TASK INSTRUCTIONS
Reproduce every line in the listing that contains the word "Diploma".

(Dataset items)

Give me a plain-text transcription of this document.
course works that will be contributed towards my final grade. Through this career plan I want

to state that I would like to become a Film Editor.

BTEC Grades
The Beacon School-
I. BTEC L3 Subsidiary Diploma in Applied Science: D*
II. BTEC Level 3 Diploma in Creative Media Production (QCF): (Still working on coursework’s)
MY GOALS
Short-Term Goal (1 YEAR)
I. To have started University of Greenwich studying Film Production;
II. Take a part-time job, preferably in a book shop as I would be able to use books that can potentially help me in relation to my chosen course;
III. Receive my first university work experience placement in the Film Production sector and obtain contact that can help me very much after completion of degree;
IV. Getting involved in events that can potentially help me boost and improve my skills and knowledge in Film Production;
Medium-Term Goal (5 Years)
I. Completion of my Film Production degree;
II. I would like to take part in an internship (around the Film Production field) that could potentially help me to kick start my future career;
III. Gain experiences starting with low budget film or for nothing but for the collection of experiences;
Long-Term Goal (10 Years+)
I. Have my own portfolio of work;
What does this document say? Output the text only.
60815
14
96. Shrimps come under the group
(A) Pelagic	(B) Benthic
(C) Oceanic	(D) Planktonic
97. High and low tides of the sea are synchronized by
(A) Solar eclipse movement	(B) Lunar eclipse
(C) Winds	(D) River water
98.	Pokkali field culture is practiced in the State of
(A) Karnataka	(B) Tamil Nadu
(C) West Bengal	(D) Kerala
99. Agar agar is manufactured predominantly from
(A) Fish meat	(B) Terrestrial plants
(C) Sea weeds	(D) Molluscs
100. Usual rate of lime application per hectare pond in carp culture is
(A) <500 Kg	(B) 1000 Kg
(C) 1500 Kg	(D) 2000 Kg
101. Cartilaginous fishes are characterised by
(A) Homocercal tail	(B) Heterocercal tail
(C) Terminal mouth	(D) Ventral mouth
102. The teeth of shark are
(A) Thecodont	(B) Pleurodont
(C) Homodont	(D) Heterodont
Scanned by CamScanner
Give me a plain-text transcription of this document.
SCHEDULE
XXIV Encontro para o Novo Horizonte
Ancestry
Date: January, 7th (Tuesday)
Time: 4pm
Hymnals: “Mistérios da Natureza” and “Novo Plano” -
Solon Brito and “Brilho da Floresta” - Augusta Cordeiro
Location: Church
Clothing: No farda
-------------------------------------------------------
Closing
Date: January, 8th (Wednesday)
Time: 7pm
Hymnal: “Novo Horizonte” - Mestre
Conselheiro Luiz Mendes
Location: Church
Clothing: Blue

FULL OUTPUT
I. BTEC L3 Subsidiary Diploma in Applied Science: D*
II. BTEC Level 3 Diploma in Creative Media Production (QCF): (Still working on coursework’s)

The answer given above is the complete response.